● **Work to do**: Drop every picture and give the entries back exactly.

-=-=-=-=-

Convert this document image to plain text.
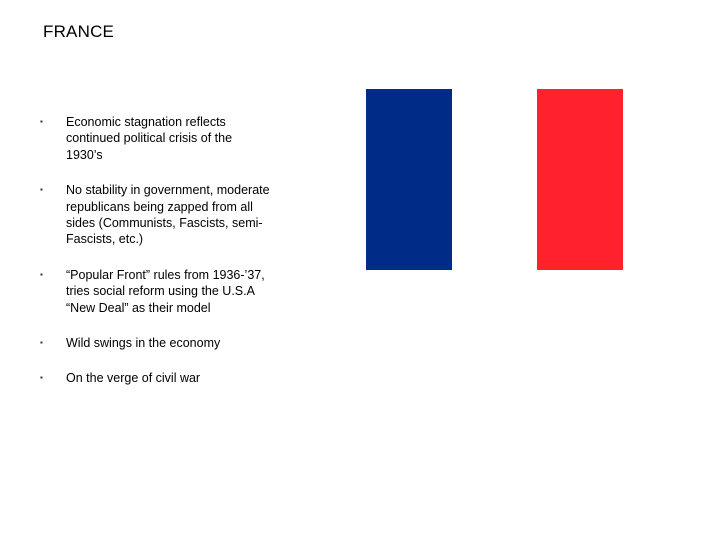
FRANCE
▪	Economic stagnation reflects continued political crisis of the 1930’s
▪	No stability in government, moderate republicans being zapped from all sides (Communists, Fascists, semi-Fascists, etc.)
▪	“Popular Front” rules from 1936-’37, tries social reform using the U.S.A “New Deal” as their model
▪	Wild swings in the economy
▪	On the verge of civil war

-=-=-=-=-

● **Solution below**:
Convert this document image to plain text.
FRANCE
▪	Economic stagnation reflects continued political crisis of the 1930’s
▪	No stability in government, moderate republicans being zapped from all sides (Communists, Fascists, semi-Fascists, etc.)
▪	“Popular Front” rules from 1936-’37, tries social reform using the U.S.A “New Deal” as their model
▪	Wild swings in the economy
▪	On the verge of civil war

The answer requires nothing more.